*** Given data
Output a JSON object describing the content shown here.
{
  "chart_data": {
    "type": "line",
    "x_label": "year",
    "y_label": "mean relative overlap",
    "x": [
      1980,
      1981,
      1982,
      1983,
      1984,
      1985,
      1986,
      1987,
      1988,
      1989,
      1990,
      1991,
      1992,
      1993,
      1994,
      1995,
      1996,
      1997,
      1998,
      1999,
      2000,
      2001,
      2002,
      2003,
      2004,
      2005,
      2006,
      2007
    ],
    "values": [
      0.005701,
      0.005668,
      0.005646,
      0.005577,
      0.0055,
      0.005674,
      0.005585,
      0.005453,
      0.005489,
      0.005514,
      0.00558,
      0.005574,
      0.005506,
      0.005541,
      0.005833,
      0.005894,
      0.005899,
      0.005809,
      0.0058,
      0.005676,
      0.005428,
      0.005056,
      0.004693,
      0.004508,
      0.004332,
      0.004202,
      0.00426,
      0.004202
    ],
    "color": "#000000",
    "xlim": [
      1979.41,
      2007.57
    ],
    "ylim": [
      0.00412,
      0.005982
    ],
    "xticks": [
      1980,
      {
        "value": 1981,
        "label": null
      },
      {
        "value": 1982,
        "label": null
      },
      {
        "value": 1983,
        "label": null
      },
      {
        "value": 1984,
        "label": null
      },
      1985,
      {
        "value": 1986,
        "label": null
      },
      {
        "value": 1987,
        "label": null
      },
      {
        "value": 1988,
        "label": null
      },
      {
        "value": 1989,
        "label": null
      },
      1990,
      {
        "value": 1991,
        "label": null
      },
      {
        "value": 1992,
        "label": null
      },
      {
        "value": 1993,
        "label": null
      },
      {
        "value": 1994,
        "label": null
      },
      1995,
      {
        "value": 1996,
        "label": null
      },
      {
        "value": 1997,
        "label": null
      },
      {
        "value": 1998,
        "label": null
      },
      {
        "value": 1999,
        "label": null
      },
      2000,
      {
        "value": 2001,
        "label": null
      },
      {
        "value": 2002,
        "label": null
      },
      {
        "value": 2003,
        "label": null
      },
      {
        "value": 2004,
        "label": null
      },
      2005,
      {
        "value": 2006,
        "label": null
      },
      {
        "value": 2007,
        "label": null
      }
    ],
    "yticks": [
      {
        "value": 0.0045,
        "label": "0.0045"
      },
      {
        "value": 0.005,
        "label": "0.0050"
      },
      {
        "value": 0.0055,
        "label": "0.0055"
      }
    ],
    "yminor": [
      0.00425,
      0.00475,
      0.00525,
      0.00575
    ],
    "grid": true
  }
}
******
Write every record out again, unaltered.

Output a JSON object describing the content shown here.
{
  "chart_data": {
    "type": "line",
    "x_label": "year",
    "y_label": "mean relative overlap",
    "x": [
      1980,
      1981,
      1982,
      1983,
      1984,
      1985,
      1986,
      1987,
      1988,
      1989,
      1990,
      1991,
      1992,
      1993,
      1994,
      1995,
      1996,
      1997,
      1998,
      1999,
      2000,
      2001,
      2002,
      2003,
      2004,
      2005,
      2006,
      2007
    ],
    "values": [
      0.005701,
      0.005668,
      0.005646,
      0.005577,
      0.0055,
      0.005674,
      0.005585,
      0.005453,
      0.005489,
      0.005514,
      0.00558,
      0.005574,
      0.005506,
      0.005541,
      0.005833,
      0.005894,
      0.005899,
      0.005809,
      0.0058,
      0.005676,
      0.005428,
      0.005056,
      0.004693,
      0.004508,
      0.004332,
      0.004202,
      0.00426,
      0.004202
    ],
    "color": "#000000",
    "xlim": [
      1979.41,
      2007.57
    ],
    "ylim": [
      0.00412,
      0.005982
    ],
    "xticks": [
      1980,
      {
        "value": 1981,
        "label": null
      },
      {
        "value": 1982,
        "label": null
      },
      {
        "value": 1983,
        "label": null
      },
      {
        "value": 1984,
        "label": null
      },
      1985,
      {
        "value": 1986,
        "label": null
      },
      {
        "value": 1987,
        "label": null
      },
      {
        "value": 1988,
        "label": null
      },
      {
        "value": 1989,
        "label": null
      },
      1990,
      {
        "value": 1991,
        "label": null
      },
      {
        "value": 1992,
        "label": null
      },
      {
        "value": 1993,
        "label": null
      },
      {
        "value": 1994,
        "label": null
      },
      1995,
      {
        "value": 1996,
        "label": null
      },
      {
        "value": 1997,
        "label": null
      },
      {
        "value": 1998,
        "label": null
      },
      {
        "value": 1999,
        "label": null
      },
      2000,
      {
        "value": 2001,
        "label": null
      },
      {
        "value": 2002,
        "label": null
      },
      {
        "value": 2003,
        "label": null
      },
      {
        "value": 2004,
        "label": null
      },
      2005,
      {
        "value": 2006,
        "label": null
      },
      {
        "value": 2007,
        "label": null
      }
    ],
    "yticks": [
      {
        "value": 0.0045,
        "label": "0.0045"
      },
      {
        "value": 0.005,
        "label": "0.0050"
      },
      {
        "value": 0.0055,
        "label": "0.0055"
      }
    ],
    "yminor": [
      0.00425,
      0.00475,
      0.00525,
      0.00575
    ],
    "grid": true
  }
}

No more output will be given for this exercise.